Transcribe all of the material exactly. Any picture in it should be left out.

Dataset items
···

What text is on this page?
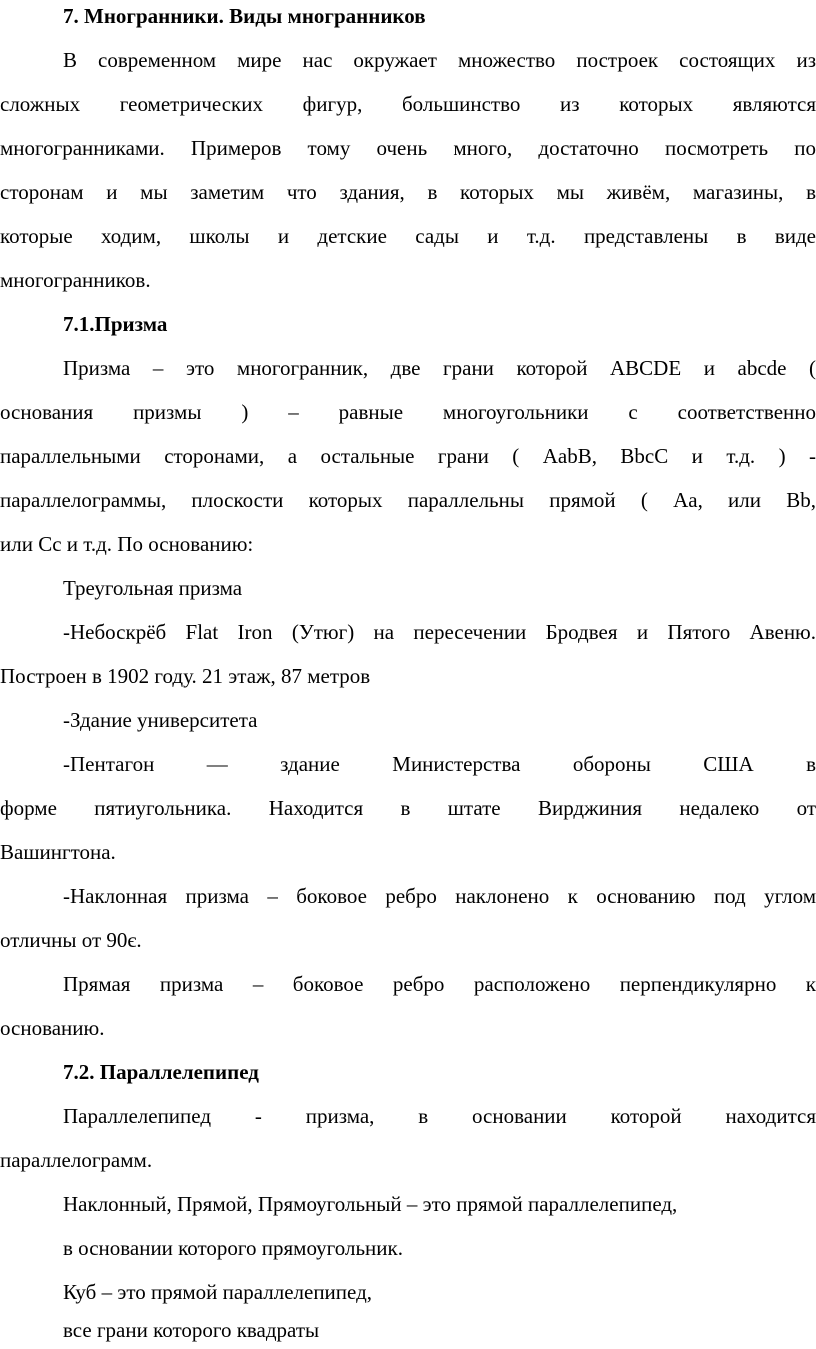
7. Многранники. Виды многранников
В современном мире нас окружает множество построек состоящих из
сложных геометрических фигур, большинство из которых являются
многогранниками. Примеров тому очень много, достаточно посмотреть по
сторонам и мы заметим что здания, в которых мы живём, магазины, в
которые ходим, школы и детские сады и т.д. представлены в виде
многогранников.
7.1.Призма
Призма – это многогранник, две грани которой ABCDE и abcde (
основания призмы ) – равные многоугольники с соответственно
параллельными сторонами, а остальные грани ( AabB, BbcC и т.д. ) -
параллелограммы, плоскости которых параллельны прямой ( Aa, или Bb,
или Cc и т.д. По основанию:
Треугольная призма
-Небоскрёб Flat Iron (Утюг) на пересечении Бродвея и Пятого Авеню.
Построен в 1902 году. 21 этаж, 87 метров
-Здание университета
-Пентагон — здание Министерства обороны США в
форме пятиугольника. Находится в штате Вирджиния недалеко от
Вашингтона.
-Наклонная призма – боковое ребро наклонено к основанию под углом
отличны от 90є.
Прямая призма – боковое ребро расположено перпендикулярно к
основанию.
7.2. Параллелепипед
Параллелепипед - призма, в основании которой находится
параллелограмм.
Наклонный, Прямой, Прямоугольный – это прямой параллелепипед,
в основании которого прямоугольник.
Куб – это прямой параллелепипед,
все грани которого квадраты
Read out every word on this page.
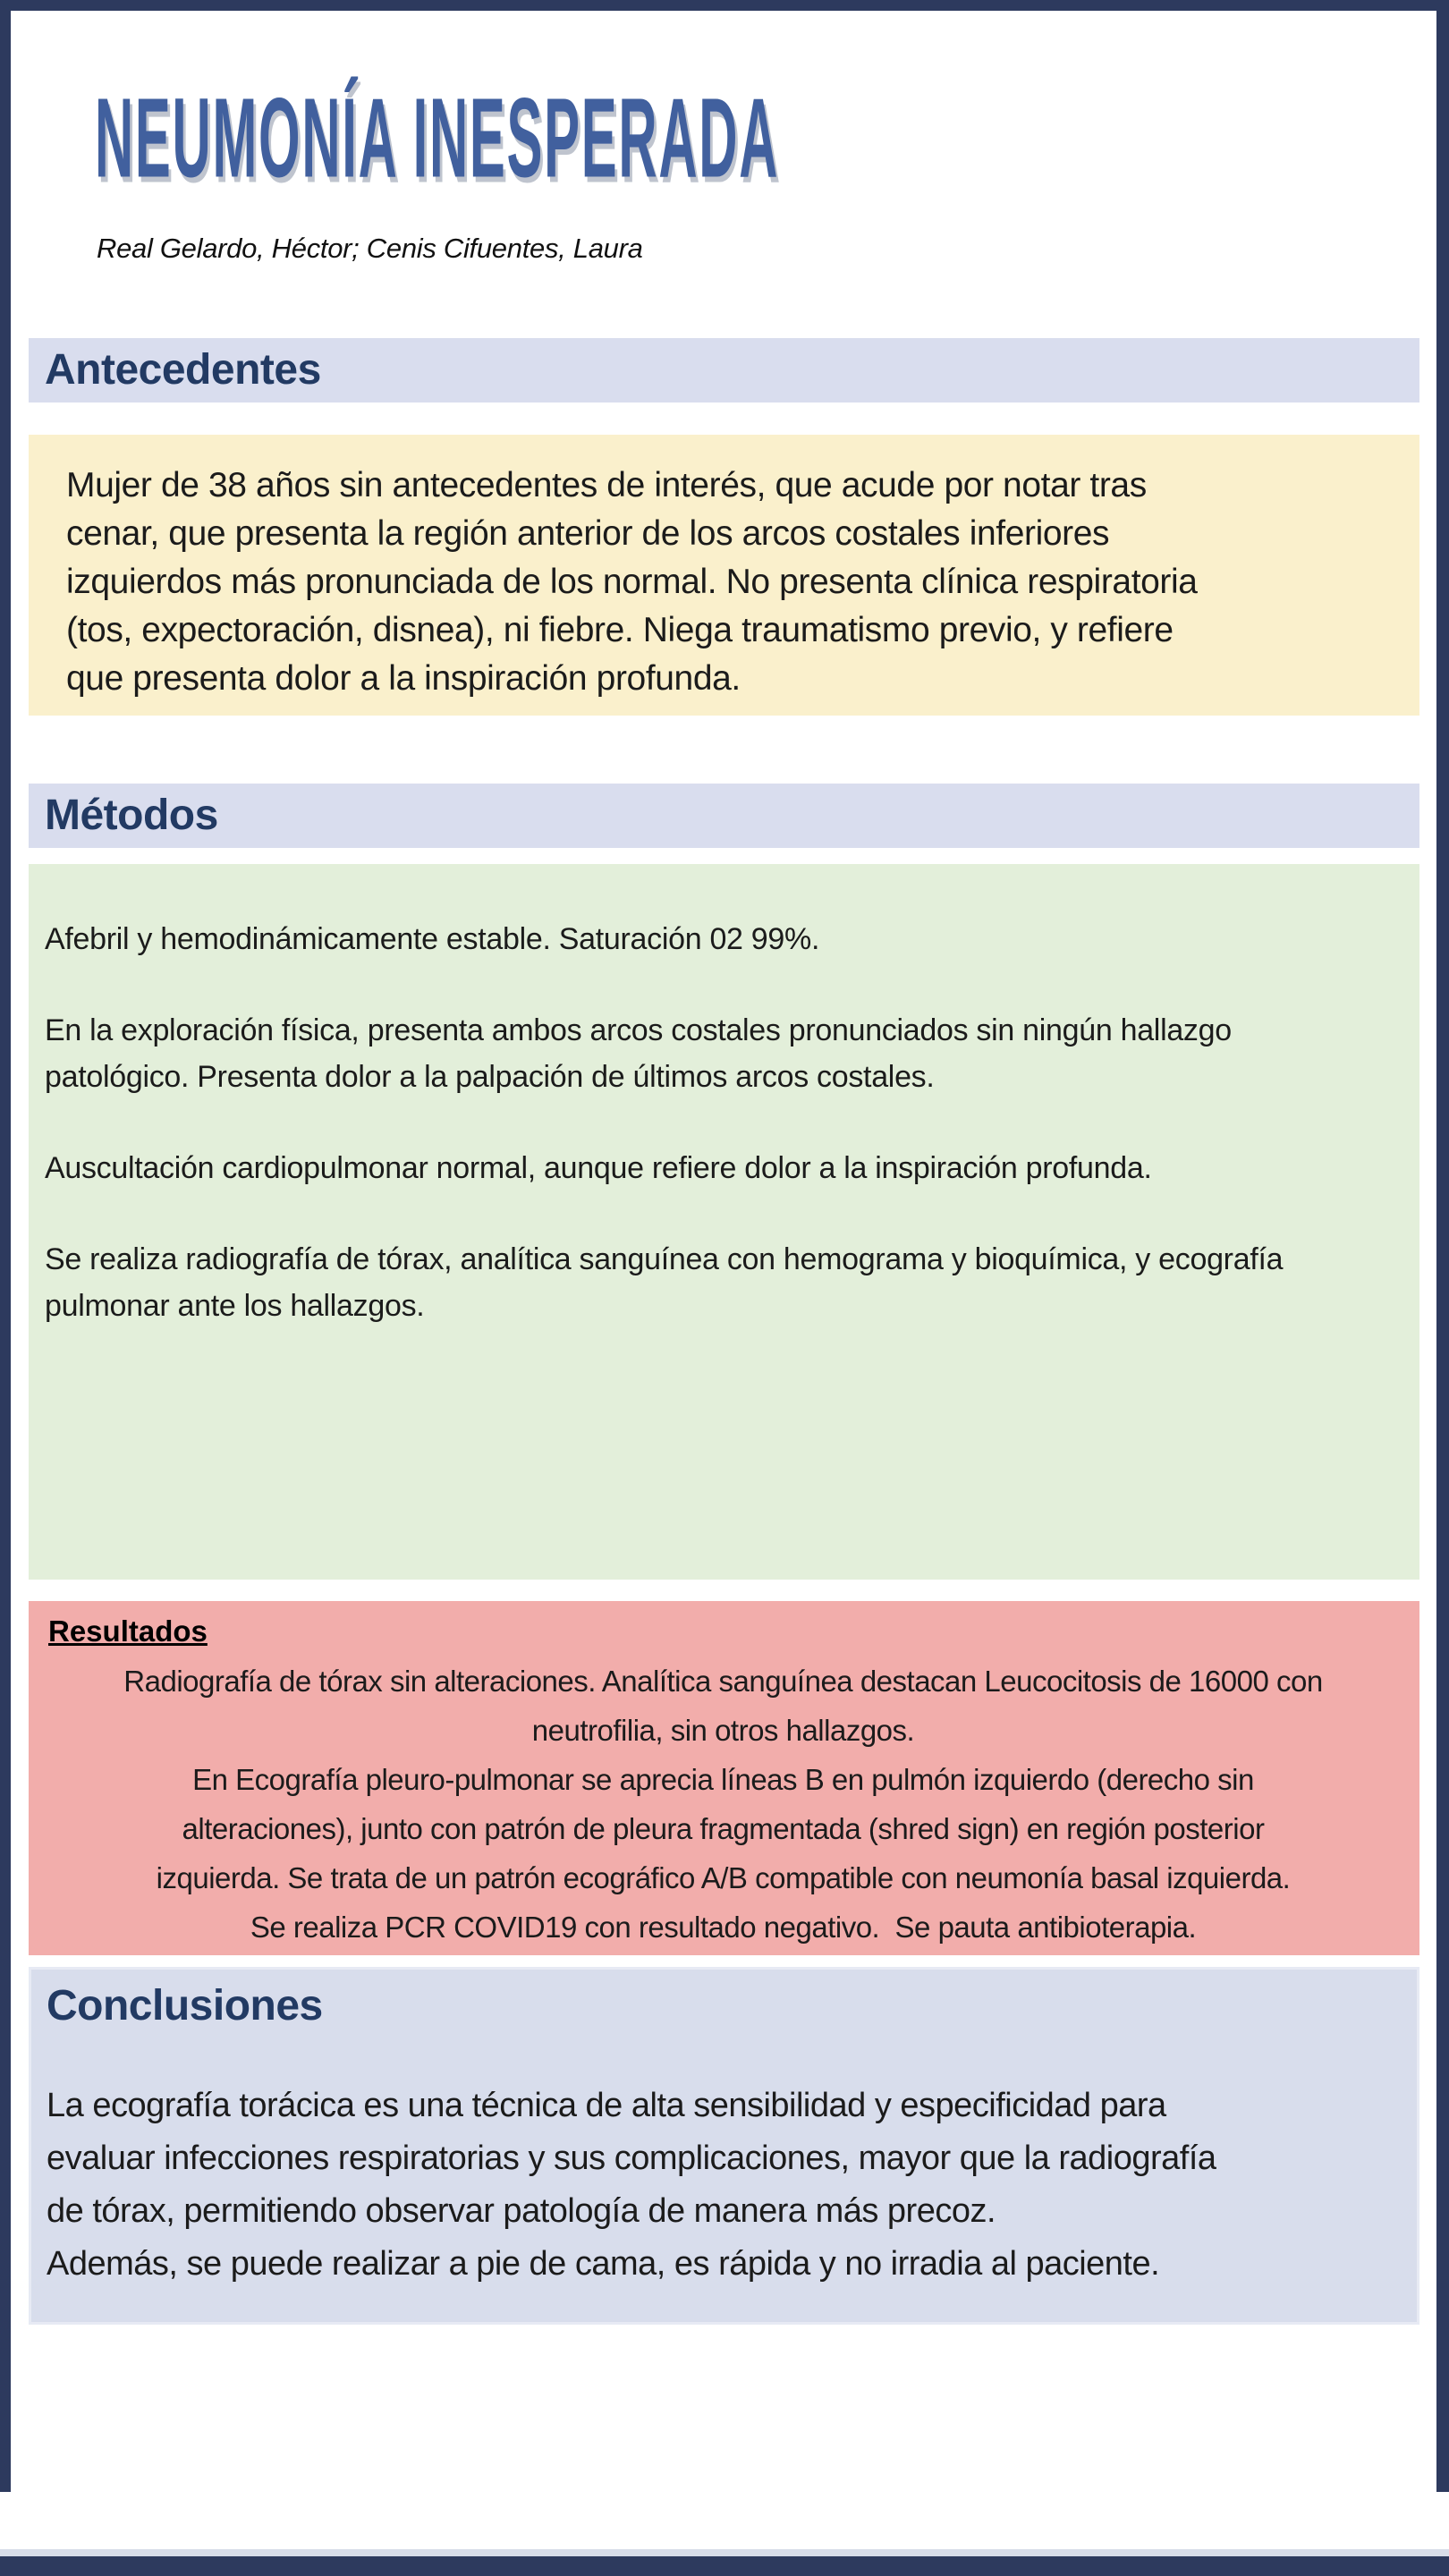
NEUMONÍA INESPERADA
Real Gelardo, Héctor; Cenis Cifuentes, Laura
Antecedentes

Mujer de 38 años sin antecedentes de interés, que acude por notar tras
cenar, que presenta la región anterior de los arcos costales inferiores
izquierdos más pronunciada de los normal. No presenta clínica respiratoria
(tos, expectoración, disnea), ni fiebre. Niega traumatismo previo, y refiere
que presenta dolor a la inspiración profunda.

Métodos

Afebril y hemodinámicamente estable. Saturación 02 99%.

En la exploración física, presenta ambos arcos costales pronunciados sin ningún hallazgo
patológico. Presenta dolor a la palpación de últimos arcos costales.

Auscultación cardiopulmonar normal, aunque refiere dolor a la inspiración profunda.

Se realiza radiografía de tórax, analítica sanguínea con hemograma y bioquímica, y ecografía
pulmonar ante los hallazgos.

Resultados

Radiografía de tórax sin alteraciones. Analítica sanguínea destacan Leucocitosis de 16000 con
neutrofilia, sin otros hallazgos.
En Ecografía pleuro-pulmonar se aprecia líneas B en pulmón izquierdo (derecho sin
alteraciones), junto con patrón de pleura fragmentada (shred sign) en región posterior
izquierda. Se trata de un patrón ecográfico A/B compatible con neumonía basal izquierda.
Se realiza PCR COVID19 con resultado negativo.  Se pauta antibioterapia.

Conclusiones

La ecografía torácica es una técnica de alta sensibilidad y especificidad para
evaluar infecciones respiratorias y sus complicaciones, mayor que la radiografía
de tórax, permitiendo observar patología de manera más precoz.
Además, se puede realizar a pie de cama, es rápida y no irradia al paciente.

···

*Problem solution*
What text is on this page?
7. Многранники. Виды многранников
В современном мире нас окружает множество построек состоящих из
сложных геометрических фигур, большинство из которых являются
многогранниками. Примеров тому очень много, достаточно посмотреть по
сторонам и мы заметим что здания, в которых мы живём, магазины, в
которые ходим, школы и детские сады и т.д. представлены в виде
многогранников.
7.1.Призма
Призма – это многогранник, две грани которой ABCDE и abcde (
основания призмы ) – равные многоугольники с соответственно
параллельными сторонами, а остальные грани ( AabB, BbcC и т.д. ) -
параллелограммы, плоскости которых параллельны прямой ( Aa, или Bb,
или Cc и т.д. По основанию:
Треугольная призма
-Небоскрёб Flat Iron (Утюг) на пересечении Бродвея и Пятого Авеню.
Построен в 1902 году. 21 этаж, 87 метров
-Здание университета
-Пентагон — здание Министерства обороны США в
форме пятиугольника. Находится в штате Вирджиния недалеко от
Вашингтона.
-Наклонная призма – боковое ребро наклонено к основанию под углом
отличны от 90є.
Прямая призма – боковое ребро расположено перпендикулярно к
основанию.
7.2. Параллелепипед
Параллелепипед - призма, в основании которой находится
параллелограмм.
Наклонный, Прямой, Прямоугольный – это прямой параллелепипед,
в основании которого прямоугольник.
Куб – это прямой параллелепипед,
все грани которого квадраты
Read out every word on this page.
NEUMONÍA INESPERADA
Real Gelardo, Héctor; Cenis Cifuentes, Laura
Antecedentes

Mujer de 38 años sin antecedentes de interés, que acude por notar tras
cenar, que presenta la región anterior de los arcos costales inferiores
izquierdos más pronunciada de los normal. No presenta clínica respiratoria
(tos, expectoración, disnea), ni fiebre. Niega traumatismo previo, y refiere
que presenta dolor a la inspiración profunda.

Métodos

Afebril y hemodinámicamente estable. Saturación 02 99%.

En la exploración física, presenta ambos arcos costales pronunciados sin ningún hallazgo
patológico. Presenta dolor a la palpación de últimos arcos costales.

Auscultación cardiopulmonar normal, aunque refiere dolor a la inspiración profunda.

Se realiza radiografía de tórax, analítica sanguínea con hemograma y bioquímica, y ecografía
pulmonar ante los hallazgos.

Resultados

Radiografía de tórax sin alteraciones. Analítica sanguínea destacan Leucocitosis de 16000 con
neutrofilia, sin otros hallazgos.
En Ecografía pleuro-pulmonar se aprecia líneas B en pulmón izquierdo (derecho sin
alteraciones), junto con patrón de pleura fragmentada (shred sign) en región posterior
izquierda. Se trata de un patrón ecográfico A/B compatible con neumonía basal izquierda.
Se realiza PCR COVID19 con resultado negativo.  Se pauta antibioterapia.

Conclusiones

La ecografía torácica es una técnica de alta sensibilidad y especificidad para
evaluar infecciones respiratorias y sus complicaciones, mayor que la radiografía
de tórax, permitiendo observar patología de manera más precoz.
Además, se puede realizar a pie de cama, es rápida y no irradia al paciente.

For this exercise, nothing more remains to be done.